### INPUT RECORDS
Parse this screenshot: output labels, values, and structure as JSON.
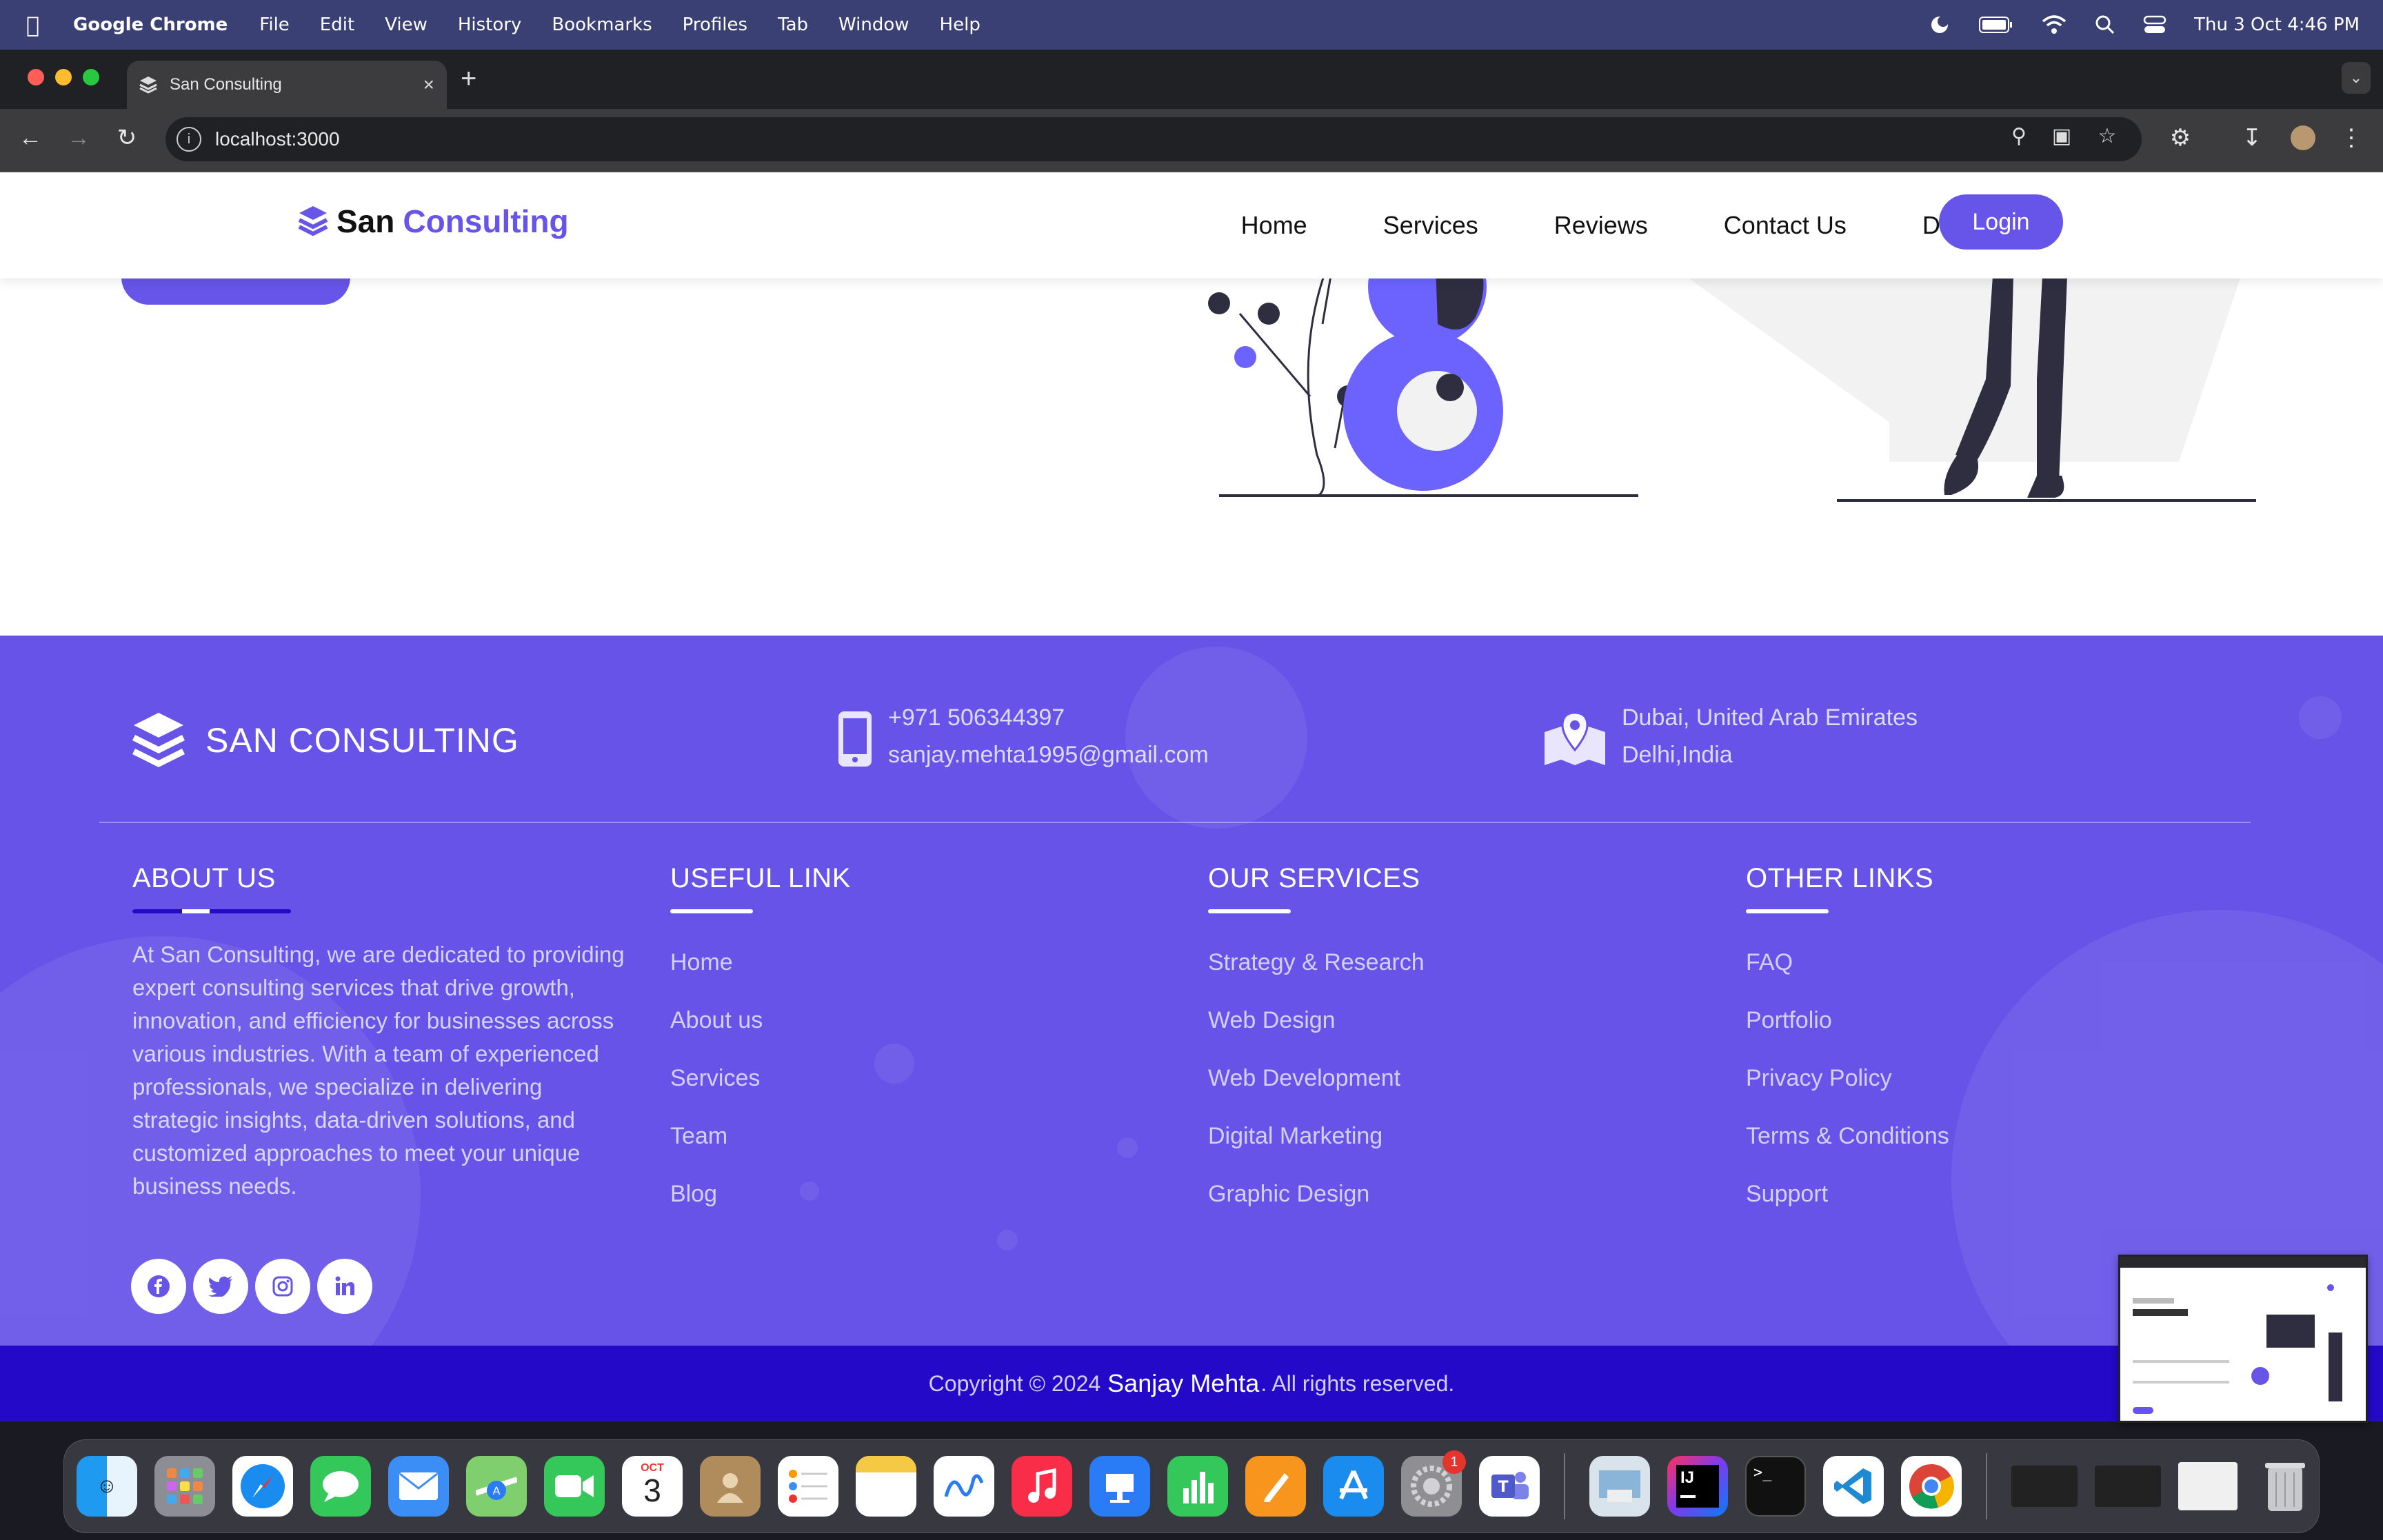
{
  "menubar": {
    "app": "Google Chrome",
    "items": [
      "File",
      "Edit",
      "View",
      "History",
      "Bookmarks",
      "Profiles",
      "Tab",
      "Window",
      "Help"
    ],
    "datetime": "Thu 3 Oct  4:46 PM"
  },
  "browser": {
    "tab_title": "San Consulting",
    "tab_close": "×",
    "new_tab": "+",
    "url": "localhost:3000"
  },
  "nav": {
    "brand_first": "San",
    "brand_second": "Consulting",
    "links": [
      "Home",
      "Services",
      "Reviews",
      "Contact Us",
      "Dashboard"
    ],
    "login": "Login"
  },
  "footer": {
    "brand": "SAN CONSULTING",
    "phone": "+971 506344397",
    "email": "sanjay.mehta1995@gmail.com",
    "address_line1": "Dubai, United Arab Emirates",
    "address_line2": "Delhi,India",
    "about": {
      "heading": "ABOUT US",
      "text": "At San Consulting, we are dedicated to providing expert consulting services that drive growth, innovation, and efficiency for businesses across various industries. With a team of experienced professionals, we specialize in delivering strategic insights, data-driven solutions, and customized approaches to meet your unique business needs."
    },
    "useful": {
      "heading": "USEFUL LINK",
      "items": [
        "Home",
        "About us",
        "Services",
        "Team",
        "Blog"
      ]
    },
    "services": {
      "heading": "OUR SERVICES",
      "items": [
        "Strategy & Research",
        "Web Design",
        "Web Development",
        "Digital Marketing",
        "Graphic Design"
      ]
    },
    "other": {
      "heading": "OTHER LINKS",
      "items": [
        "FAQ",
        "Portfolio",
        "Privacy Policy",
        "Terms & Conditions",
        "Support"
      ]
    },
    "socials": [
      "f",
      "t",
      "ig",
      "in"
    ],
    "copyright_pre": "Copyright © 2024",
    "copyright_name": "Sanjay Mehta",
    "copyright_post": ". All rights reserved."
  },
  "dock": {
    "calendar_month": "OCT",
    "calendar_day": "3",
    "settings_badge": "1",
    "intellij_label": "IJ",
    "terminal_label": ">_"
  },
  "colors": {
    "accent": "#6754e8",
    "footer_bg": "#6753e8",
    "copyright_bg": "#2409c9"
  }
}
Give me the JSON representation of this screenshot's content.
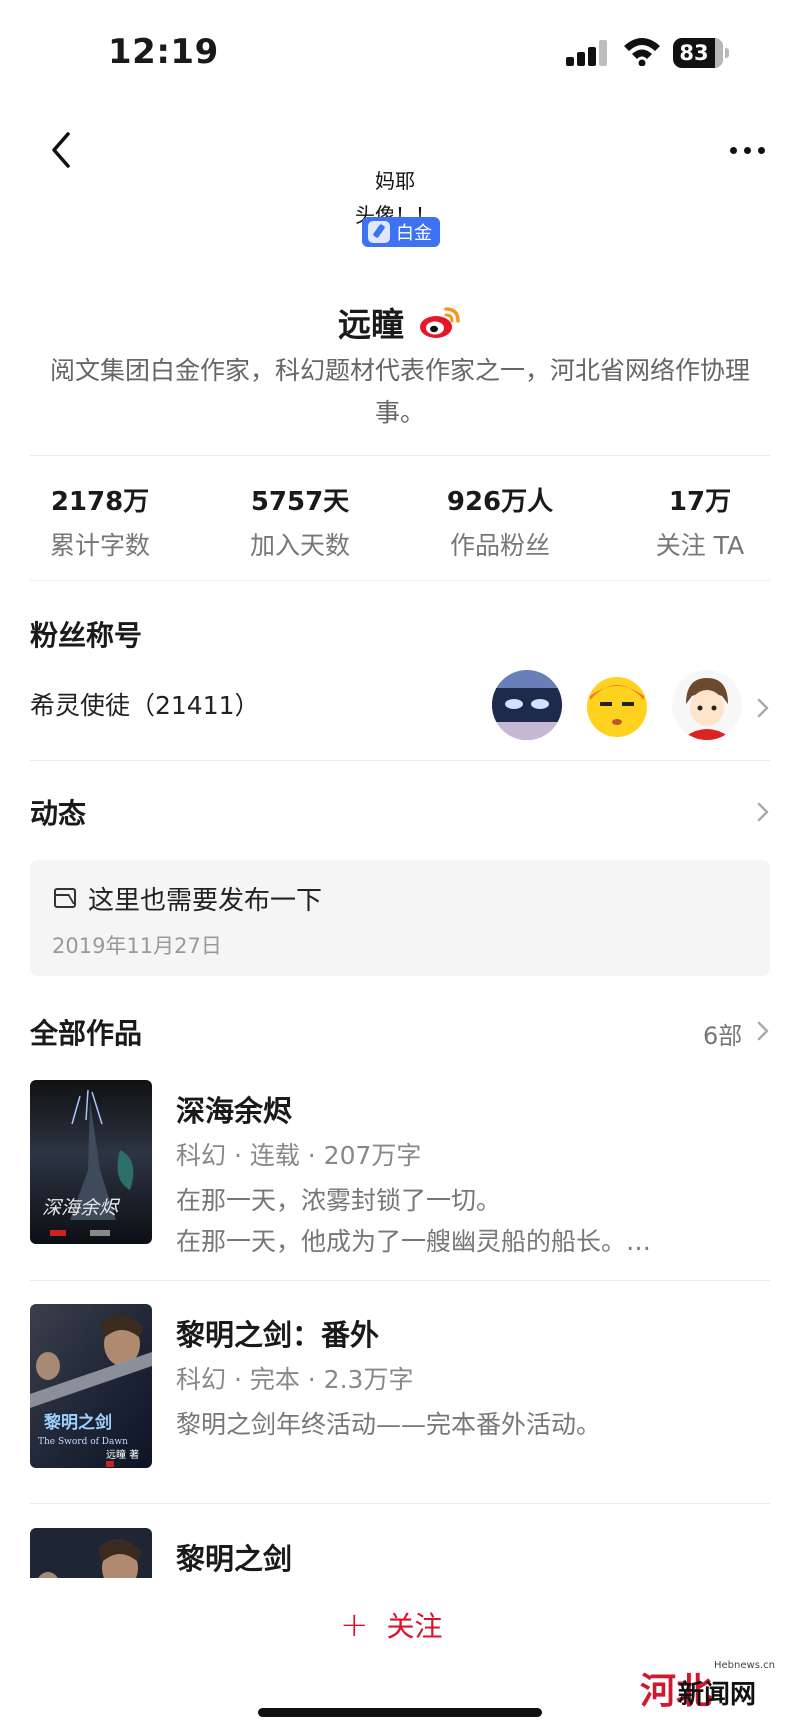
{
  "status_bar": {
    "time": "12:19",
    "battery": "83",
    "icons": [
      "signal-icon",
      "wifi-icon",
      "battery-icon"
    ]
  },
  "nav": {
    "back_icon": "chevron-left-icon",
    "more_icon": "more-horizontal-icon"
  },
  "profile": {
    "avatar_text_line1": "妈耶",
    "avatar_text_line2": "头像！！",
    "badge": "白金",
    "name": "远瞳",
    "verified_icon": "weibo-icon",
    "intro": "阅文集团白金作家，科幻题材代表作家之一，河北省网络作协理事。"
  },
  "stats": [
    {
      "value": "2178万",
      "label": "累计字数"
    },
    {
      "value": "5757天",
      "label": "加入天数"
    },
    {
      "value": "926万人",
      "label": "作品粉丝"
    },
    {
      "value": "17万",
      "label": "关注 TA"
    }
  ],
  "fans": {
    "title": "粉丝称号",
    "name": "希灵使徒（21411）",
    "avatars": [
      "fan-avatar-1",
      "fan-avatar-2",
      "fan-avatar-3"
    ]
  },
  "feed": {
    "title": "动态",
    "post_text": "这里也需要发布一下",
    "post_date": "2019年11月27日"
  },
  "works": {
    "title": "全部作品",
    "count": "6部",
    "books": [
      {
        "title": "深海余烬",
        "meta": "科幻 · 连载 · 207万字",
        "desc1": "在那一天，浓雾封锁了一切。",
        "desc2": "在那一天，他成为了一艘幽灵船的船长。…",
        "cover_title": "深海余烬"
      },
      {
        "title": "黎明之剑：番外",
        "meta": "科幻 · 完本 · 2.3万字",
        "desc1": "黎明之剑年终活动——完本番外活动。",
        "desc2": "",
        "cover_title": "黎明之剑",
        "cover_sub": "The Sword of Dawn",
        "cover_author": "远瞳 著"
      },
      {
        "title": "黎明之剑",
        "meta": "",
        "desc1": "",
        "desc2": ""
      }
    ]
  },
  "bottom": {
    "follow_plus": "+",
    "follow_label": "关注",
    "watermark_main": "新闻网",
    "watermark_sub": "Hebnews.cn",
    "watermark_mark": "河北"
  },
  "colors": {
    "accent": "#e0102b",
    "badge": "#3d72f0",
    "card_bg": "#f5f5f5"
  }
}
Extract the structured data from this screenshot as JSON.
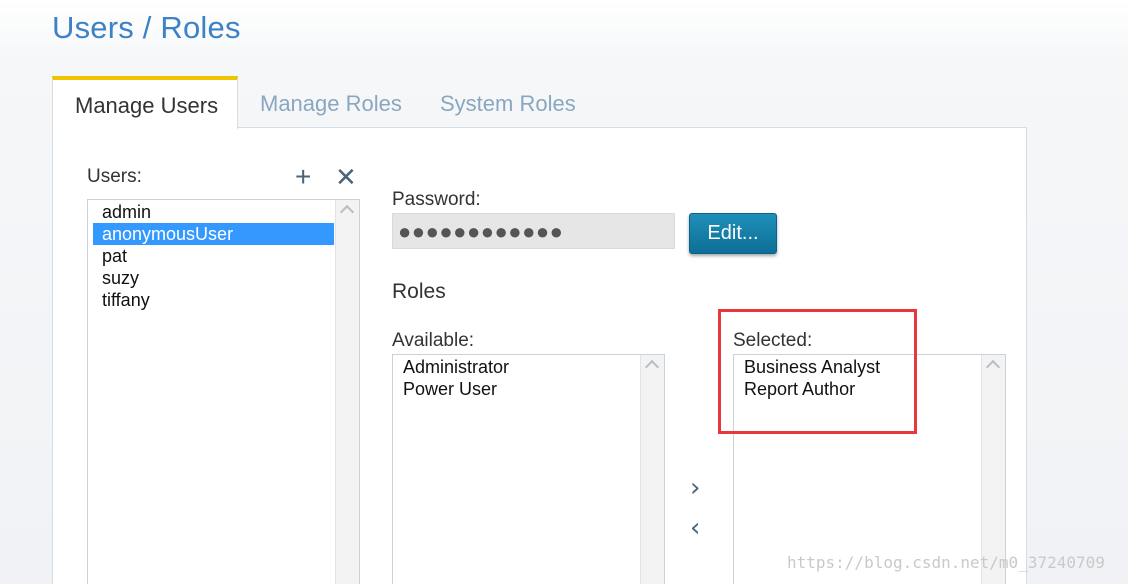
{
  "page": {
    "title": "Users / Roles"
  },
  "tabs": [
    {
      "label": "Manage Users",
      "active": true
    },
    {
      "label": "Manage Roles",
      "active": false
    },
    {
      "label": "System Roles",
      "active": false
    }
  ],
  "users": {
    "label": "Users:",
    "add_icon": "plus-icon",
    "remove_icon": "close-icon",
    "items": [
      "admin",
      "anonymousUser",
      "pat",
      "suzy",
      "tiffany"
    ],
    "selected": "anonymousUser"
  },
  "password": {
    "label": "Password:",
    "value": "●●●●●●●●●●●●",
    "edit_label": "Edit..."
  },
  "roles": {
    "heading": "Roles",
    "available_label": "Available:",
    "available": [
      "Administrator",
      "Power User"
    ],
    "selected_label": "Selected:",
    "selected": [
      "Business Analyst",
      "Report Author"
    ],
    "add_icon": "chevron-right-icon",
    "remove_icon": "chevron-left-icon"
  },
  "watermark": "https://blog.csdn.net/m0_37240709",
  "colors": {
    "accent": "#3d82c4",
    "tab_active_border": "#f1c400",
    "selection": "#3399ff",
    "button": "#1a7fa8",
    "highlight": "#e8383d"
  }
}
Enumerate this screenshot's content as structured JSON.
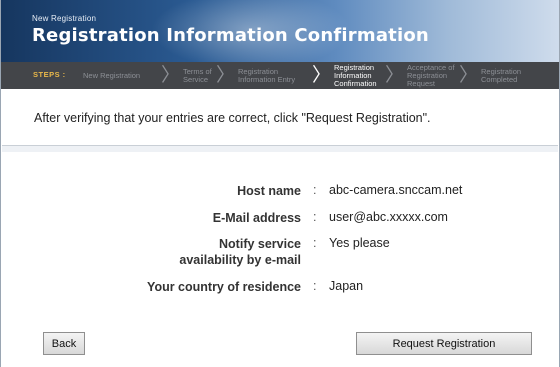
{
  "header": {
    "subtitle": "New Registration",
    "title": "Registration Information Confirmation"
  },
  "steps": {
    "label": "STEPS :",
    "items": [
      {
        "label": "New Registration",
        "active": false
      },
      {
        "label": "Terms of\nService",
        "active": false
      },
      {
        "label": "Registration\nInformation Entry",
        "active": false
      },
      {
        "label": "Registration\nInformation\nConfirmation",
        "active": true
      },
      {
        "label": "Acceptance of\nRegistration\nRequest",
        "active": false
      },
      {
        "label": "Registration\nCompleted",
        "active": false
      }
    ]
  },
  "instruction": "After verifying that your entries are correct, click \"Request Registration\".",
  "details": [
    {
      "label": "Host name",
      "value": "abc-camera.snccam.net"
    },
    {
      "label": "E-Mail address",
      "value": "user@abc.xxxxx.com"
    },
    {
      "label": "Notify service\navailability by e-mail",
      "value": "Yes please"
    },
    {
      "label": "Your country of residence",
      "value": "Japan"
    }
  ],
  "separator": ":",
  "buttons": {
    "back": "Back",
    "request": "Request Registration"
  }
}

### OBJECTIVE
Transcribe all the records above word for word, without their images.

### RESPONSE BELOW
Parse this screenshot: output labels, values, and structure as JSON.
{
  "menubar": {
    "app": "Google Chrome",
    "items": [
      "File",
      "Edit",
      "View",
      "History",
      "Bookmarks",
      "Profiles",
      "Tab",
      "Window",
      "Help"
    ],
    "datetime": "Thu 3 Oct  4:46 PM"
  },
  "browser": {
    "tab_title": "San Consulting",
    "tab_close": "×",
    "new_tab": "+",
    "url": "localhost:3000"
  },
  "nav": {
    "brand_first": "San",
    "brand_second": "Consulting",
    "links": [
      "Home",
      "Services",
      "Reviews",
      "Contact Us",
      "Dashboard"
    ],
    "login": "Login"
  },
  "footer": {
    "brand": "SAN CONSULTING",
    "phone": "+971 506344397",
    "email": "sanjay.mehta1995@gmail.com",
    "address_line1": "Dubai, United Arab Emirates",
    "address_line2": "Delhi,India",
    "about": {
      "heading": "ABOUT US",
      "text": "At San Consulting, we are dedicated to providing expert consulting services that drive growth, innovation, and efficiency for businesses across various industries. With a team of experienced professionals, we specialize in delivering strategic insights, data-driven solutions, and customized approaches to meet your unique business needs."
    },
    "useful": {
      "heading": "USEFUL LINK",
      "items": [
        "Home",
        "About us",
        "Services",
        "Team",
        "Blog"
      ]
    },
    "services": {
      "heading": "OUR SERVICES",
      "items": [
        "Strategy & Research",
        "Web Design",
        "Web Development",
        "Digital Marketing",
        "Graphic Design"
      ]
    },
    "other": {
      "heading": "OTHER LINKS",
      "items": [
        "FAQ",
        "Portfolio",
        "Privacy Policy",
        "Terms & Conditions",
        "Support"
      ]
    },
    "socials": [
      "f",
      "t",
      "ig",
      "in"
    ],
    "copyright_pre": "Copyright © 2024",
    "copyright_name": "Sanjay Mehta",
    "copyright_post": ". All rights reserved."
  },
  "dock": {
    "calendar_month": "OCT",
    "calendar_day": "3",
    "settings_badge": "1",
    "intellij_label": "IJ",
    "terminal_label": ">_"
  },
  "colors": {
    "accent": "#6754e8",
    "footer_bg": "#6753e8",
    "copyright_bg": "#2409c9"
  }
}
Give me the JSON representation of this screenshot's content.
{
  "status_bar": {
    "time": "12:19",
    "battery": "83",
    "icons": [
      "signal-icon",
      "wifi-icon",
      "battery-icon"
    ]
  },
  "nav": {
    "back_icon": "chevron-left-icon",
    "more_icon": "more-horizontal-icon"
  },
  "profile": {
    "avatar_text_line1": "妈耶",
    "avatar_text_line2": "头像！！",
    "badge": "白金",
    "name": "远瞳",
    "verified_icon": "weibo-icon",
    "intro": "阅文集团白金作家，科幻题材代表作家之一，河北省网络作协理事。"
  },
  "stats": [
    {
      "value": "2178万",
      "label": "累计字数"
    },
    {
      "value": "5757天",
      "label": "加入天数"
    },
    {
      "value": "926万人",
      "label": "作品粉丝"
    },
    {
      "value": "17万",
      "label": "关注 TA"
    }
  ],
  "fans": {
    "title": "粉丝称号",
    "name": "希灵使徒（21411）",
    "avatars": [
      "fan-avatar-1",
      "fan-avatar-2",
      "fan-avatar-3"
    ]
  },
  "feed": {
    "title": "动态",
    "post_text": "这里也需要发布一下",
    "post_date": "2019年11月27日"
  },
  "works": {
    "title": "全部作品",
    "count": "6部",
    "books": [
      {
        "title": "深海余烬",
        "meta": "科幻 · 连载 · 207万字",
        "desc1": "在那一天，浓雾封锁了一切。",
        "desc2": "在那一天，他成为了一艘幽灵船的船长。…",
        "cover_title": "深海余烬"
      },
      {
        "title": "黎明之剑：番外",
        "meta": "科幻 · 完本 · 2.3万字",
        "desc1": "黎明之剑年终活动——完本番外活动。",
        "desc2": "",
        "cover_title": "黎明之剑",
        "cover_sub": "The Sword of Dawn",
        "cover_author": "远瞳 著"
      },
      {
        "title": "黎明之剑",
        "meta": "",
        "desc1": "",
        "desc2": ""
      }
    ]
  },
  "bottom": {
    "follow_plus": "+",
    "follow_label": "关注",
    "watermark_main": "新闻网",
    "watermark_sub": "Hebnews.cn",
    "watermark_mark": "河北"
  },
  "colors": {
    "accent": "#e0102b",
    "badge": "#3d72f0",
    "card_bg": "#f5f5f5"
  }
}
Extract the structured data from this screenshot as JSON.
{
  "page": {
    "title": "Users / Roles"
  },
  "tabs": [
    {
      "label": "Manage Users",
      "active": true
    },
    {
      "label": "Manage Roles",
      "active": false
    },
    {
      "label": "System Roles",
      "active": false
    }
  ],
  "users": {
    "label": "Users:",
    "add_icon": "plus-icon",
    "remove_icon": "close-icon",
    "items": [
      "admin",
      "anonymousUser",
      "pat",
      "suzy",
      "tiffany"
    ],
    "selected": "anonymousUser"
  },
  "password": {
    "label": "Password:",
    "value": "●●●●●●●●●●●●",
    "edit_label": "Edit..."
  },
  "roles": {
    "heading": "Roles",
    "available_label": "Available:",
    "available": [
      "Administrator",
      "Power User"
    ],
    "selected_label": "Selected:",
    "selected": [
      "Business Analyst",
      "Report Author"
    ],
    "add_icon": "chevron-right-icon",
    "remove_icon": "chevron-left-icon"
  },
  "watermark": "https://blog.csdn.net/m0_37240709",
  "colors": {
    "accent": "#3d82c4",
    "tab_active_border": "#f1c400",
    "selection": "#3399ff",
    "button": "#1a7fa8",
    "highlight": "#e8383d"
  }
}
Enumerate this screenshot's content as structured JSON.
{
  "header": {
    "subtitle": "New Registration",
    "title": "Registration Information Confirmation"
  },
  "steps": {
    "label": "STEPS :",
    "items": [
      {
        "label": "New Registration",
        "active": false
      },
      {
        "label": "Terms of\nService",
        "active": false
      },
      {
        "label": "Registration\nInformation Entry",
        "active": false
      },
      {
        "label": "Registration\nInformation\nConfirmation",
        "active": true
      },
      {
        "label": "Acceptance of\nRegistration\nRequest",
        "active": false
      },
      {
        "label": "Registration\nCompleted",
        "active": false
      }
    ]
  },
  "instruction": "After verifying that your entries are correct, click \"Request Registration\".",
  "details": [
    {
      "label": "Host name",
      "value": "abc-camera.snccam.net"
    },
    {
      "label": "E-Mail address",
      "value": "user@abc.xxxxx.com"
    },
    {
      "label": "Notify service\navailability by e-mail",
      "value": "Yes please"
    },
    {
      "label": "Your country of residence",
      "value": "Japan"
    }
  ],
  "separator": ":",
  "buttons": {
    "back": "Back",
    "request": "Request Registration"
  }
}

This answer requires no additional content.